▸ Dataset items:

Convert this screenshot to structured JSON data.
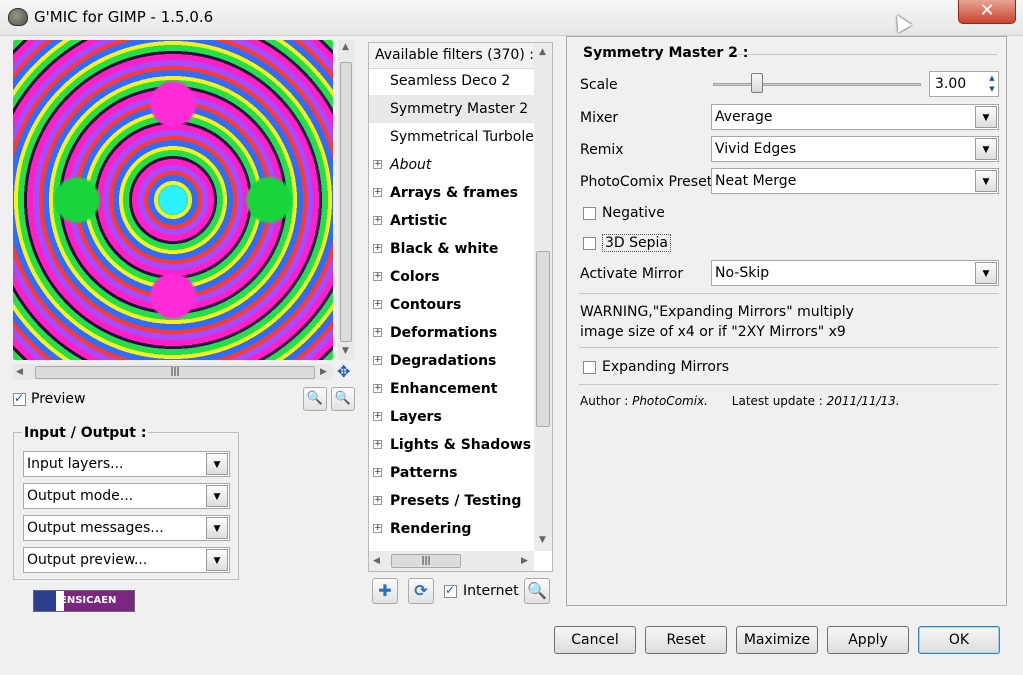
{
  "window": {
    "title": "G'MIC for GIMP - 1.5.0.6",
    "close_glyph": "✕"
  },
  "preview_panel": {
    "preview_label": "Preview",
    "preview_checked": true,
    "zoom_out_icon": "zoom-out-icon",
    "zoom_in_icon": "zoom-in-icon"
  },
  "io": {
    "title": "Input / Output :",
    "combos": [
      {
        "value": "Input layers..."
      },
      {
        "value": "Output mode..."
      },
      {
        "value": "Output messages..."
      },
      {
        "value": "Output preview..."
      }
    ],
    "logo_text": "ENSICAEN"
  },
  "filters": {
    "header": "Available filters (370) :",
    "items": [
      {
        "label": "Seamless Deco 2",
        "kind": "leaf"
      },
      {
        "label": "Symmetry Master 2",
        "kind": "leaf",
        "selected": true
      },
      {
        "label": "Symmetrical Turbolence",
        "kind": "leaf"
      },
      {
        "label": "About",
        "kind": "group-italic"
      },
      {
        "label": "Arrays & frames",
        "kind": "group"
      },
      {
        "label": "Artistic",
        "kind": "group"
      },
      {
        "label": "Black & white",
        "kind": "group"
      },
      {
        "label": "Colors",
        "kind": "group"
      },
      {
        "label": "Contours",
        "kind": "group"
      },
      {
        "label": "Deformations",
        "kind": "group"
      },
      {
        "label": "Degradations",
        "kind": "group"
      },
      {
        "label": "Enhancement",
        "kind": "group"
      },
      {
        "label": "Layers",
        "kind": "group"
      },
      {
        "label": "Lights & Shadows",
        "kind": "group"
      },
      {
        "label": "Patterns",
        "kind": "group"
      },
      {
        "label": "Presets / Testing",
        "kind": "group"
      },
      {
        "label": "Rendering",
        "kind": "group"
      }
    ],
    "internet_label": "Internet",
    "internet_checked": true
  },
  "params": {
    "title": "Symmetry Master 2 :",
    "scale_label": "Scale",
    "scale_value": "3.00",
    "mixer_label": "Mixer",
    "mixer_value": "Average",
    "remix_label": "Remix",
    "remix_value": "Vivid Edges",
    "preset_label": "PhotoComix Preset",
    "preset_value": "Neat Merge",
    "negative_label": "Negative",
    "sepia_label": "3D Sepia",
    "mirror_label": "Activate Mirror",
    "mirror_value": "No-Skip",
    "warning_line1": "WARNING,\"Expanding Mirrors\" multiply",
    "warning_line2": "image size of x4 or if \"2XY Mirrors\" x9",
    "expanding_label": "Expanding Mirrors",
    "author_prefix": "Author : ",
    "author_name": "PhotoComix.",
    "update_prefix": "Latest update : ",
    "update_date": "2011/11/13."
  },
  "buttons": {
    "cancel": "Cancel",
    "reset": "Reset",
    "maximize": "Maximize",
    "apply": "Apply",
    "ok": "OK"
  }
}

▸ INSTRUCTION:
From the data above, copy each line that has the string "true".

▸ IN RESPONSE:
    "preview_checked": true,
        "selected": true
    "internet_checked": true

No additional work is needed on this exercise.